Data items —
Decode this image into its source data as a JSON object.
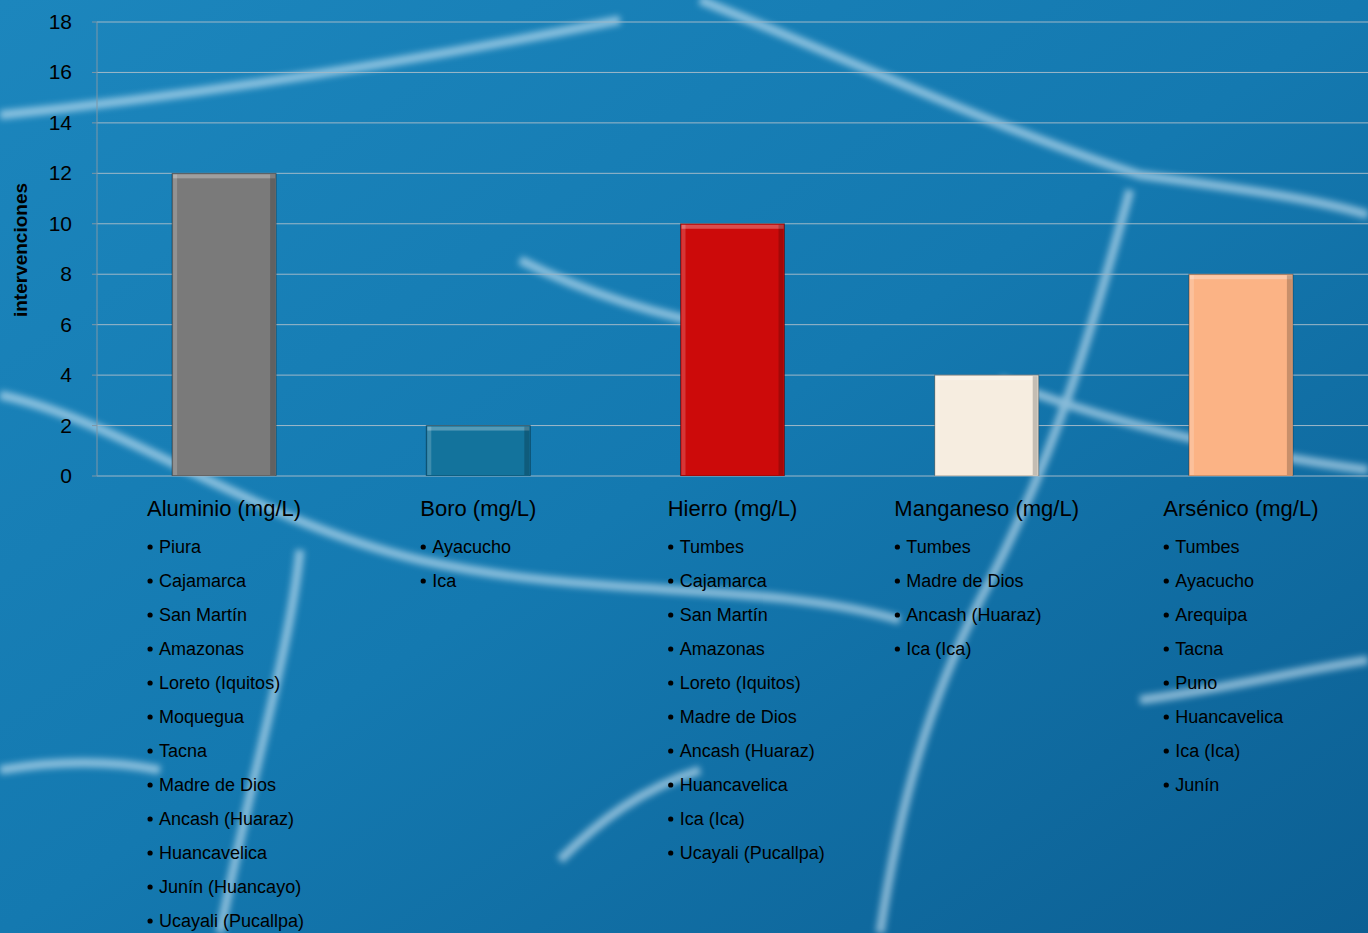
{
  "chart_data": {
    "type": "bar",
    "y_label": "intervenciones",
    "categories": [
      "Aluminio (mg/L)",
      "Boro (mg/L)",
      "Hierro (mg/L)",
      "Manganeso (mg/L)",
      "Arsénico (mg/L)"
    ],
    "values": [
      12,
      2,
      10,
      4,
      8
    ],
    "colors": [
      "#7a7a7a",
      "#13739c",
      "#cc0a0a",
      "#f6ede0",
      "#fbb385"
    ],
    "ylim": [
      0,
      18
    ],
    "yticks": [
      0,
      2,
      4,
      6,
      8,
      10,
      12,
      14,
      16,
      18
    ],
    "grid": true,
    "annotations": [
      [
        "Piura",
        "Cajamarca",
        "San Martín",
        "Amazonas",
        "Loreto (Iquitos)",
        "Moquegua",
        "Tacna",
        "Madre de Dios",
        "Ancash (Huaraz)",
        "Huancavelica",
        "Junín (Huancayo)",
        "Ucayali (Pucallpa)"
      ],
      [
        "Ayacucho",
        "Ica"
      ],
      [
        "Tumbes",
        "Cajamarca",
        "San Martín",
        "Amazonas",
        "Loreto (Iquitos)",
        "Madre de Dios",
        "Ancash (Huaraz)",
        "Huancavelica",
        "Ica (Ica)",
        "Ucayali (Pucallpa)"
      ],
      [
        "Tumbes",
        "Madre de Dios",
        "Ancash (Huaraz)",
        "Ica (Ica)"
      ],
      [
        "Tumbes",
        "Ayacucho",
        "Arequipa",
        "Tacna",
        "Puno",
        "Huancavelica",
        "Ica (Ica)",
        "Junín"
      ]
    ]
  }
}
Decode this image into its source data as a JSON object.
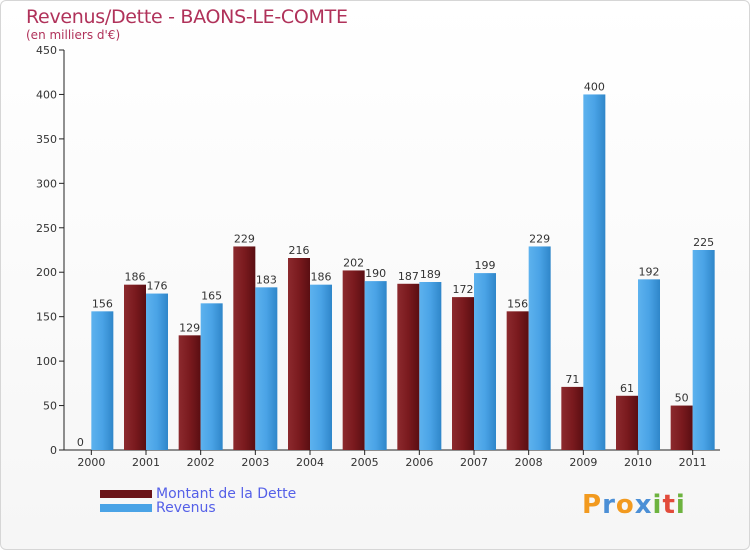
{
  "chart_data": {
    "type": "bar",
    "title": "Revenus/Dette - BAONS-LE-COMTE",
    "subtitle": "(en milliers d'€)",
    "categories": [
      "2000",
      "2001",
      "2002",
      "2003",
      "2004",
      "2005",
      "2006",
      "2007",
      "2008",
      "2009",
      "2010",
      "2011"
    ],
    "series": [
      {
        "name": "Montant de la Dette",
        "color": "#7a1a1e",
        "values": [
          0,
          186,
          129,
          229,
          216,
          202,
          187,
          172,
          156,
          71,
          61,
          50
        ]
      },
      {
        "name": "Revenus",
        "color": "#4aa3e6",
        "values": [
          156,
          176,
          165,
          183,
          186,
          190,
          189,
          199,
          229,
          400,
          192,
          225
        ]
      }
    ],
    "ylim": [
      0,
      450
    ],
    "yticks": [
      0,
      50,
      100,
      150,
      200,
      250,
      300,
      350,
      400,
      450
    ],
    "xlabel": "",
    "ylabel": "",
    "grid": false
  },
  "legend": {
    "debt_label": "Montant de la Dette",
    "revenue_label": "Revenus"
  },
  "logo": {
    "letters": [
      "P",
      "r",
      "o",
      "x",
      "i",
      "t",
      "i"
    ],
    "colors": [
      "#f29a1f",
      "#4b8fd6",
      "#f29a1f",
      "#4b8fd6",
      "#6db33f",
      "#e24b3b",
      "#6db33f"
    ]
  }
}
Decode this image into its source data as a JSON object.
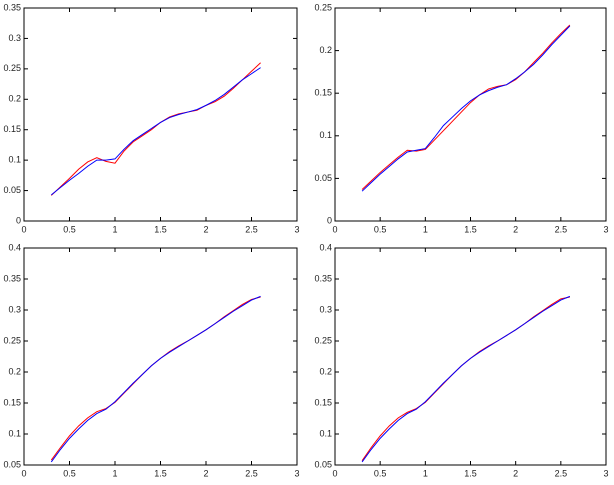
{
  "chart_data": [
    {
      "type": "line",
      "x": [
        0.3,
        0.4,
        0.5,
        0.6,
        0.7,
        0.8,
        0.9,
        1.0,
        1.1,
        1.2,
        1.3,
        1.4,
        1.5,
        1.6,
        1.7,
        1.8,
        1.9,
        2.0,
        2.1,
        2.2,
        2.3,
        2.4,
        2.5,
        2.6
      ],
      "series": [
        {
          "color": "#ff0000",
          "values": [
            0.042,
            0.056,
            0.07,
            0.085,
            0.097,
            0.104,
            0.098,
            0.095,
            0.115,
            0.13,
            0.14,
            0.15,
            0.162,
            0.171,
            0.176,
            0.179,
            0.182,
            0.19,
            0.196,
            0.205,
            0.218,
            0.232,
            0.246,
            0.26
          ]
        },
        {
          "color": "#0000ff",
          "values": [
            0.043,
            0.055,
            0.067,
            0.078,
            0.09,
            0.1,
            0.1,
            0.102,
            0.118,
            0.132,
            0.142,
            0.152,
            0.162,
            0.17,
            0.175,
            0.179,
            0.183,
            0.19,
            0.198,
            0.208,
            0.22,
            0.232,
            0.242,
            0.252
          ]
        }
      ],
      "xlim": [
        0,
        3
      ],
      "ylim": [
        0,
        0.35
      ],
      "xticks": [
        0,
        0.5,
        1,
        1.5,
        2,
        2.5,
        3
      ],
      "yticks": [
        0,
        0.05,
        0.1,
        0.15,
        0.2,
        0.25,
        0.3,
        0.35
      ]
    },
    {
      "type": "line",
      "x": [
        0.3,
        0.4,
        0.5,
        0.6,
        0.7,
        0.8,
        0.9,
        1.0,
        1.1,
        1.2,
        1.3,
        1.4,
        1.5,
        1.6,
        1.7,
        1.8,
        1.9,
        2.0,
        2.1,
        2.2,
        2.3,
        2.4,
        2.5,
        2.6
      ],
      "series": [
        {
          "color": "#ff0000",
          "values": [
            0.037,
            0.047,
            0.057,
            0.066,
            0.075,
            0.083,
            0.082,
            0.084,
            0.095,
            0.106,
            0.117,
            0.128,
            0.139,
            0.148,
            0.155,
            0.158,
            0.16,
            0.166,
            0.175,
            0.186,
            0.197,
            0.209,
            0.22,
            0.23
          ]
        },
        {
          "color": "#0000ff",
          "values": [
            0.035,
            0.045,
            0.055,
            0.064,
            0.073,
            0.081,
            0.083,
            0.085,
            0.098,
            0.112,
            0.122,
            0.132,
            0.141,
            0.148,
            0.153,
            0.157,
            0.16,
            0.167,
            0.175,
            0.184,
            0.195,
            0.207,
            0.218,
            0.229
          ]
        }
      ],
      "xlim": [
        0,
        3
      ],
      "ylim": [
        0,
        0.25
      ],
      "xticks": [
        0,
        0.5,
        1,
        1.5,
        2,
        2.5,
        3
      ],
      "yticks": [
        0,
        0.05,
        0.1,
        0.15,
        0.2,
        0.25
      ]
    },
    {
      "type": "line",
      "x": [
        0.3,
        0.4,
        0.5,
        0.6,
        0.7,
        0.8,
        0.9,
        1.0,
        1.1,
        1.2,
        1.3,
        1.4,
        1.5,
        1.6,
        1.7,
        1.8,
        1.9,
        2.0,
        2.1,
        2.2,
        2.3,
        2.4,
        2.5,
        2.6
      ],
      "series": [
        {
          "color": "#ff0000",
          "values": [
            0.058,
            0.078,
            0.097,
            0.113,
            0.126,
            0.136,
            0.141,
            0.151,
            0.166,
            0.181,
            0.196,
            0.21,
            0.222,
            0.233,
            0.242,
            0.25,
            0.259,
            0.268,
            0.278,
            0.289,
            0.299,
            0.309,
            0.317,
            0.321
          ]
        },
        {
          "color": "#0000ff",
          "values": [
            0.055,
            0.075,
            0.093,
            0.108,
            0.122,
            0.133,
            0.14,
            0.152,
            0.167,
            0.182,
            0.196,
            0.21,
            0.222,
            0.232,
            0.241,
            0.25,
            0.259,
            0.268,
            0.278,
            0.288,
            0.298,
            0.307,
            0.316,
            0.322
          ]
        }
      ],
      "xlim": [
        0,
        3
      ],
      "ylim": [
        0.05,
        0.4
      ],
      "xticks": [
        0,
        0.5,
        1,
        1.5,
        2,
        2.5,
        3
      ],
      "yticks": [
        0.05,
        0.1,
        0.15,
        0.2,
        0.25,
        0.3,
        0.35,
        0.4
      ]
    },
    {
      "type": "line",
      "x": [
        0.3,
        0.4,
        0.5,
        0.6,
        0.7,
        0.8,
        0.9,
        1.0,
        1.1,
        1.2,
        1.3,
        1.4,
        1.5,
        1.6,
        1.7,
        1.8,
        1.9,
        2.0,
        2.1,
        2.2,
        2.3,
        2.4,
        2.5,
        2.6
      ],
      "series": [
        {
          "color": "#ff0000",
          "values": [
            0.057,
            0.078,
            0.097,
            0.113,
            0.126,
            0.135,
            0.141,
            0.151,
            0.166,
            0.181,
            0.196,
            0.21,
            0.222,
            0.233,
            0.242,
            0.25,
            0.259,
            0.268,
            0.278,
            0.289,
            0.299,
            0.309,
            0.318,
            0.321
          ]
        },
        {
          "color": "#0000ff",
          "values": [
            0.055,
            0.075,
            0.093,
            0.108,
            0.122,
            0.133,
            0.14,
            0.152,
            0.167,
            0.182,
            0.196,
            0.21,
            0.222,
            0.232,
            0.241,
            0.25,
            0.259,
            0.268,
            0.278,
            0.288,
            0.298,
            0.307,
            0.316,
            0.322
          ]
        }
      ],
      "xlim": [
        0,
        3
      ],
      "ylim": [
        0.05,
        0.4
      ],
      "xticks": [
        0,
        0.5,
        1,
        1.5,
        2,
        2.5,
        3
      ],
      "yticks": [
        0.05,
        0.1,
        0.15,
        0.2,
        0.25,
        0.3,
        0.35,
        0.4
      ]
    }
  ]
}
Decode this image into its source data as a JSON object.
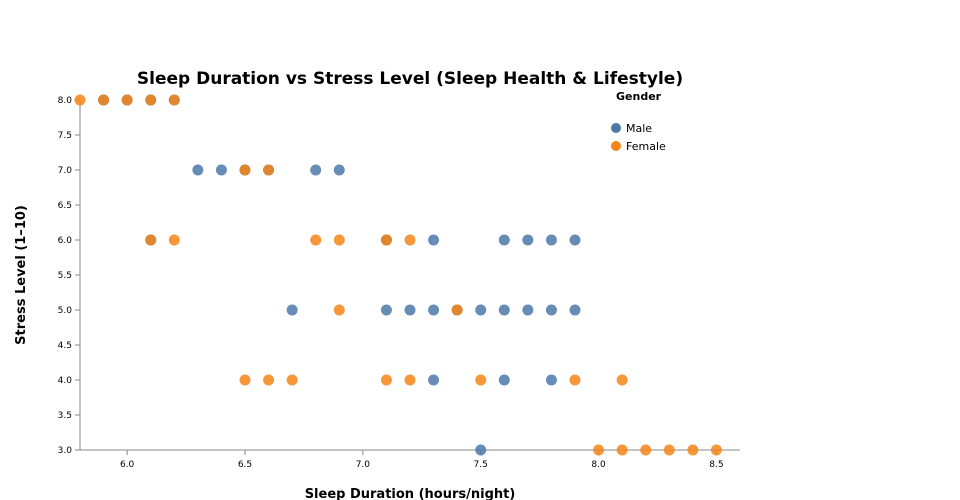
{
  "chart_data": {
    "type": "scatter",
    "title": "Sleep Duration vs Stress Level (Sleep Health & Lifestyle)",
    "xlabel": "Sleep Duration (hours/night)",
    "ylabel": "Stress Level (1–10)",
    "xlim": [
      5.8,
      8.6
    ],
    "ylim": [
      3.0,
      8.0
    ],
    "x_ticks": [
      "6.0",
      "6.5",
      "7.0",
      "7.5",
      "8.0",
      "8.5"
    ],
    "y_ticks": [
      "3.0",
      "3.5",
      "4.0",
      "4.5",
      "5.0",
      "5.5",
      "6.0",
      "6.5",
      "7.0",
      "7.5",
      "8.0"
    ],
    "grid": false,
    "legend": {
      "title": "Gender",
      "position": "top-right"
    },
    "series": [
      {
        "name": "Male",
        "color": "#4c78a8",
        "points": [
          [
            5.9,
            8
          ],
          [
            6.0,
            8
          ],
          [
            6.1,
            8
          ],
          [
            6.2,
            8
          ],
          [
            6.3,
            7
          ],
          [
            6.4,
            7
          ],
          [
            6.5,
            7
          ],
          [
            6.6,
            7
          ],
          [
            6.8,
            7
          ],
          [
            6.9,
            7
          ],
          [
            6.1,
            6
          ],
          [
            7.1,
            6
          ],
          [
            7.3,
            6
          ],
          [
            7.6,
            6
          ],
          [
            7.7,
            6
          ],
          [
            7.8,
            6
          ],
          [
            7.9,
            6
          ],
          [
            6.7,
            5
          ],
          [
            7.1,
            5
          ],
          [
            7.2,
            5
          ],
          [
            7.3,
            5
          ],
          [
            7.4,
            5
          ],
          [
            7.5,
            5
          ],
          [
            7.6,
            5
          ],
          [
            7.7,
            5
          ],
          [
            7.8,
            5
          ],
          [
            7.9,
            5
          ],
          [
            7.3,
            4
          ],
          [
            7.6,
            4
          ],
          [
            7.8,
            4
          ],
          [
            7.5,
            3
          ]
        ]
      },
      {
        "name": "Female",
        "color": "#f58518",
        "points": [
          [
            5.8,
            8
          ],
          [
            5.9,
            8
          ],
          [
            6.0,
            8
          ],
          [
            6.1,
            8
          ],
          [
            6.2,
            8
          ],
          [
            6.5,
            7
          ],
          [
            6.6,
            7
          ],
          [
            6.1,
            6
          ],
          [
            6.2,
            6
          ],
          [
            6.8,
            6
          ],
          [
            6.9,
            6
          ],
          [
            7.1,
            6
          ],
          [
            7.2,
            6
          ],
          [
            6.9,
            5
          ],
          [
            7.4,
            5
          ],
          [
            6.5,
            4
          ],
          [
            6.6,
            4
          ],
          [
            6.7,
            4
          ],
          [
            7.1,
            4
          ],
          [
            7.2,
            4
          ],
          [
            7.5,
            4
          ],
          [
            7.9,
            4
          ],
          [
            8.1,
            4
          ],
          [
            8.0,
            3
          ],
          [
            8.1,
            3
          ],
          [
            8.2,
            3
          ],
          [
            8.3,
            3
          ],
          [
            8.4,
            3
          ],
          [
            8.5,
            3
          ]
        ]
      }
    ]
  }
}
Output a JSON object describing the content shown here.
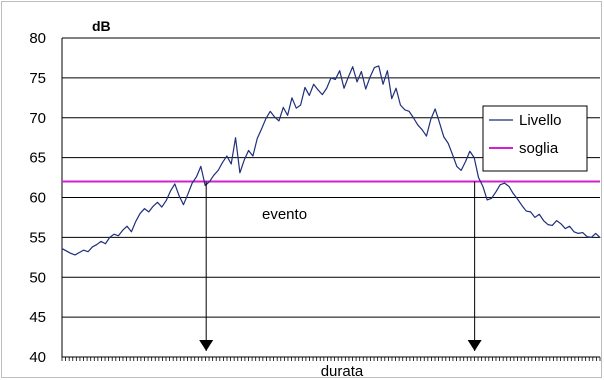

What is expected —
Each line above that holds the string "Sleep" should be copied and shown.

Right answer —
    "title": "Sleep Duration vs Stress Level (Sleep Health & Lifestyle)",
    "xlabel": "Sleep Duration (hours/night)",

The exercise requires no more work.